Written instruction: Within the material below, find each line bearing the word "Давай" and present it.

--- begin ---

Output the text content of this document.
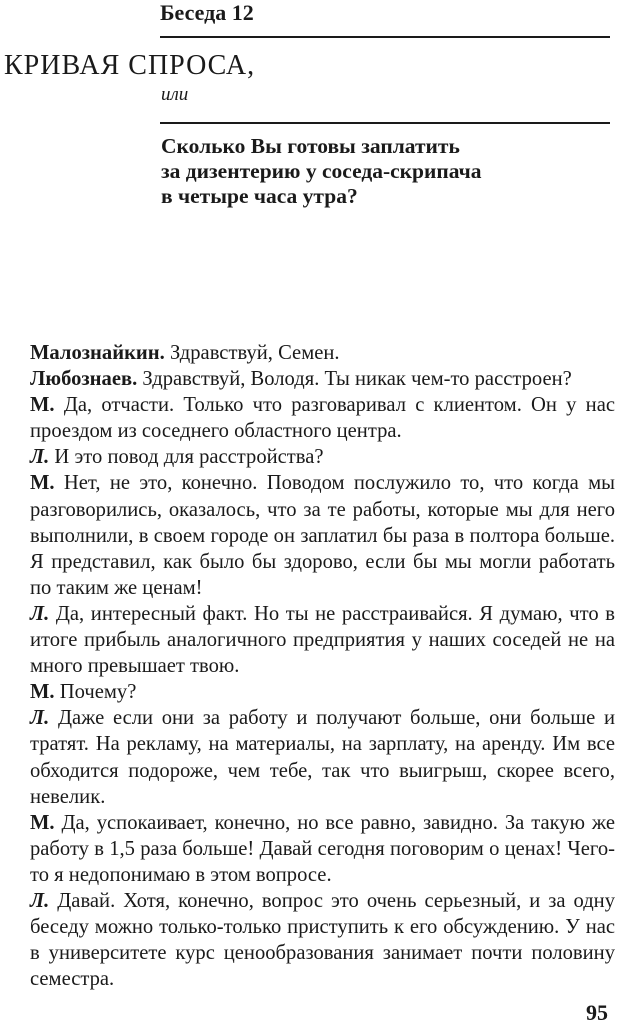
Беседа 12
КРИВАЯ СПРОСА,
или
Сколько Вы готовы заплатить
за дизентерию у соседа-скрипача
в четыре часа утра?

Малознайкин. Здравствуй, Семен.

Любознаев. Здравствуй, Володя. Ты никак чем-то расстроен?

М. Да, отчасти. Только что разговаривал с клиентом. Он у нас проездом из соседнего областного центра.

Л. И это повод для расстройства?

М. Нет, не это, конечно. Поводом послужило то, что когда мы разговорились, оказалось, что за те работы, которые мы для него выполнили, в своем городе он заплатил бы раза в полтора больше. Я представил, как было бы здорово, если бы мы могли работать по таким же ценам!

Л. Да, интересный факт. Но ты не расстраивайся. Я думаю, что в итоге прибыль аналогичного предприятия у наших соседей не на много превышает твою.

М. Почему?

Л. Даже если они за работу и получают больше, они больше и тратят. На рекламу, на материалы, на зарплату, на аренду. Им все обходится подороже, чем тебе, так что выигрыш, скорее всего, невелик.

М. Да, успокаивает, конечно, но все равно, завидно. За такую же работу в 1,5 раза больше! Давай сегодня поговорим о ценах! Чего-то я недопонимаю в этом вопросе.

Л. Давай. Хотя, конечно, вопрос это очень серьезный, и за одну беседу можно только-только приступить к его обсуждению. У нас в университете курс ценообразования занимает почти половину семестра.

95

--- end ---

Full answer:
М. Да, успокаивает, конечно, но все равно, завидно. За такую же работу в 1,5 раза больше! Давай сегодня поговорим о ценах! Чего-то я недопонимаю в этом вопросе.
Л. Давай. Хотя, конечно, вопрос это очень серьезный, и за одну беседу можно только-только приступить к его обсуждению. У нас в университете курс ценообразования занимает почти половину семестра.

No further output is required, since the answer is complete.